**WRITTEN REQUEST**. Retype all the records with nothing changed.
** start **
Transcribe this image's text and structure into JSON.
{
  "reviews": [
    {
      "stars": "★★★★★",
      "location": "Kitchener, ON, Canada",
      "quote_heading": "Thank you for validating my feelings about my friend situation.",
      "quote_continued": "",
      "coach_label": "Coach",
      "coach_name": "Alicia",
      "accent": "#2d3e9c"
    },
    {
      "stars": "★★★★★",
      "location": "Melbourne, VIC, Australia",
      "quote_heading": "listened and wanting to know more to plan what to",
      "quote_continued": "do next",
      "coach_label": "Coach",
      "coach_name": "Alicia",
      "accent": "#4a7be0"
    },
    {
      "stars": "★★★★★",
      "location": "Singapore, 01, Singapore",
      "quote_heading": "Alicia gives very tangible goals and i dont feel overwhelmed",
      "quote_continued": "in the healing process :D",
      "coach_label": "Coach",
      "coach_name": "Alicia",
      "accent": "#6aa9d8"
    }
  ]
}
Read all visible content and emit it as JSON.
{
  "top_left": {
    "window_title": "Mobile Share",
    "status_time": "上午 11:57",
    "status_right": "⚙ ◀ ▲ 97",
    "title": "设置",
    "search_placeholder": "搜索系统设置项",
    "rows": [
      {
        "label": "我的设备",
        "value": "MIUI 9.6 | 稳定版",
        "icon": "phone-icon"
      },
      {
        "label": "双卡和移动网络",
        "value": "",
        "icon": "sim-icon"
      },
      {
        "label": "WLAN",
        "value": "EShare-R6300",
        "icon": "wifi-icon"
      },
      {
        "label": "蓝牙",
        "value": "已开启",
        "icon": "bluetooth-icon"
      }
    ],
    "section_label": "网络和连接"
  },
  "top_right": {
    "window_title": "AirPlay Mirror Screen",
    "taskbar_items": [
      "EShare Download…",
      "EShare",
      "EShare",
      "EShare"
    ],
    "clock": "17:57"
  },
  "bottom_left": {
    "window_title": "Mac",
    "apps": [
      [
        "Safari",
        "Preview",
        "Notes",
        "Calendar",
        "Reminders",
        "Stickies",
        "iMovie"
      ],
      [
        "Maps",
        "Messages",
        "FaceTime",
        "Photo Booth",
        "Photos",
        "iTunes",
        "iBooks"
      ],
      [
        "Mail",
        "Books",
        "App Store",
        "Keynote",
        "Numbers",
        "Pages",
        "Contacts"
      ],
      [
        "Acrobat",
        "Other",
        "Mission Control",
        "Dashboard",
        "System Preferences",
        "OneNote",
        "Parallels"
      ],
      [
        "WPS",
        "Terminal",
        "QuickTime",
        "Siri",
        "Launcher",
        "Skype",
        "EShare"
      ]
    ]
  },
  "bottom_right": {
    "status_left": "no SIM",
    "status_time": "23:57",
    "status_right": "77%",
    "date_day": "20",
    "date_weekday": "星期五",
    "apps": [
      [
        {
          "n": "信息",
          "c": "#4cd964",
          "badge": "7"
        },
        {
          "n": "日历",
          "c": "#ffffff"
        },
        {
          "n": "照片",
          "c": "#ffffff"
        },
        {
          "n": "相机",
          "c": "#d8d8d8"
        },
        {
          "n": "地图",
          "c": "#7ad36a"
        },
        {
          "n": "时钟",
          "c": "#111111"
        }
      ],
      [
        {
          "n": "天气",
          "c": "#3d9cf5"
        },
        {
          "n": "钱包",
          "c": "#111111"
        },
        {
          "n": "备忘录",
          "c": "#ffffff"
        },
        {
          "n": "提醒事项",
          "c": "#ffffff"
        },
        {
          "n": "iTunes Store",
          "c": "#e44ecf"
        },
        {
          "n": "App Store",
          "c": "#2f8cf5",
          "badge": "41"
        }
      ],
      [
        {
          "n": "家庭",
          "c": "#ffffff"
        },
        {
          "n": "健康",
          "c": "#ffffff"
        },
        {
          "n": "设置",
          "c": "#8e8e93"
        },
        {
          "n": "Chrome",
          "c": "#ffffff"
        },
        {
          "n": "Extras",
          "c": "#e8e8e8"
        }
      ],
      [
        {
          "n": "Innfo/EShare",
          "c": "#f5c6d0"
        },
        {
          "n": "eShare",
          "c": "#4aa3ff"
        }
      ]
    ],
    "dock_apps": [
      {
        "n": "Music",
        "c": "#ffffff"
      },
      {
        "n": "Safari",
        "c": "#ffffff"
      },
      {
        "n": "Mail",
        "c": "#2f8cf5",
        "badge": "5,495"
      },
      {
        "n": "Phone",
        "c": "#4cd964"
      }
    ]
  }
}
** end **
**FINISHED EXERCISE**.
Transcribe this image's text and structure into JSON.
{
  "reviews": [
    {
      "stars": "★★★★★",
      "location": "Kitchener, ON, Canada",
      "quote_heading": "Thank you for validating my feelings about my friend situation.",
      "quote_continued": "",
      "coach_label": "Coach",
      "coach_name": "Alicia",
      "accent": "#2d3e9c"
    },
    {
      "stars": "★★★★★",
      "location": "Melbourne, VIC, Australia",
      "quote_heading": "listened and wanting to know more to plan what to",
      "quote_continued": "do next",
      "coach_label": "Coach",
      "coach_name": "Alicia",
      "accent": "#4a7be0"
    },
    {
      "stars": "★★★★★",
      "location": "Singapore, 01, Singapore",
      "quote_heading": "Alicia gives very tangible goals and i dont feel overwhelmed",
      "quote_continued": "in the healing process :D",
      "coach_label": "Coach",
      "coach_name": "Alicia",
      "accent": "#6aa9d8"
    }
  ]
}
Read all visible content and emit it as JSON.
{
  "top_left": {
    "window_title": "Mobile Share",
    "status_time": "上午 11:57",
    "status_right": "⚙ ◀ ▲ 97",
    "title": "设置",
    "search_placeholder": "搜索系统设置项",
    "rows": [
      {
        "label": "我的设备",
        "value": "MIUI 9.6 | 稳定版",
        "icon": "phone-icon"
      },
      {
        "label": "双卡和移动网络",
        "value": "",
        "icon": "sim-icon"
      },
      {
        "label": "WLAN",
        "value": "EShare-R6300",
        "icon": "wifi-icon"
      },
      {
        "label": "蓝牙",
        "value": "已开启",
        "icon": "bluetooth-icon"
      }
    ],
    "section_label": "网络和连接"
  },
  "top_right": {
    "window_title": "AirPlay Mirror Screen",
    "taskbar_items": [
      "EShare Download…",
      "EShare",
      "EShare",
      "EShare"
    ],
    "clock": "17:57"
  },
  "bottom_left": {
    "window_title": "Mac",
    "apps": [
      [
        "Safari",
        "Preview",
        "Notes",
        "Calendar",
        "Reminders",
        "Stickies",
        "iMovie"
      ],
      [
        "Maps",
        "Messages",
        "FaceTime",
        "Photo Booth",
        "Photos",
        "iTunes",
        "iBooks"
      ],
      [
        "Mail",
        "Books",
        "App Store",
        "Keynote",
        "Numbers",
        "Pages",
        "Contacts"
      ],
      [
        "Acrobat",
        "Other",
        "Mission Control",
        "Dashboard",
        "System Preferences",
        "OneNote",
        "Parallels"
      ],
      [
        "WPS",
        "Terminal",
        "QuickTime",
        "Siri",
        "Launcher",
        "Skype",
        "EShare"
      ]
    ]
  },
  "bottom_right": {
    "status_left": "no SIM",
    "status_time": "23:57",
    "status_right": "77%",
    "date_day": "20",
    "date_weekday": "星期五",
    "apps": [
      [
        {
          "n": "信息",
          "c": "#4cd964",
          "badge": "7"
        },
        {
          "n": "日历",
          "c": "#ffffff"
        },
        {
          "n": "照片",
          "c": "#ffffff"
        },
        {
          "n": "相机",
          "c": "#d8d8d8"
        },
        {
          "n": "地图",
          "c": "#7ad36a"
        },
        {
          "n": "时钟",
          "c": "#111111"
        }
      ],
      [
        {
          "n": "天气",
          "c": "#3d9cf5"
        },
        {
          "n": "钱包",
          "c": "#111111"
        },
        {
          "n": "备忘录",
          "c": "#ffffff"
        },
        {
          "n": "提醒事项",
          "c": "#ffffff"
        },
        {
          "n": "iTunes Store",
          "c": "#e44ecf"
        },
        {
          "n": "App Store",
          "c": "#2f8cf5",
          "badge": "41"
        }
      ],
      [
        {
          "n": "家庭",
          "c": "#ffffff"
        },
        {
          "n": "健康",
          "c": "#ffffff"
        },
        {
          "n": "设置",
          "c": "#8e8e93"
        },
        {
          "n": "Chrome",
          "c": "#ffffff"
        },
        {
          "n": "Extras",
          "c": "#e8e8e8"
        }
      ],
      [
        {
          "n": "Innfo/EShare",
          "c": "#f5c6d0"
        },
        {
          "n": "eShare",
          "c": "#4aa3ff"
        }
      ]
    ],
    "dock_apps": [
      {
        "n": "Music",
        "c": "#ffffff"
      },
      {
        "n": "Safari",
        "c": "#ffffff"
      },
      {
        "n": "Mail",
        "c": "#2f8cf5",
        "badge": "5,495"
      },
      {
        "n": "Phone",
        "c": "#4cd964"
      }
    ]
  }
}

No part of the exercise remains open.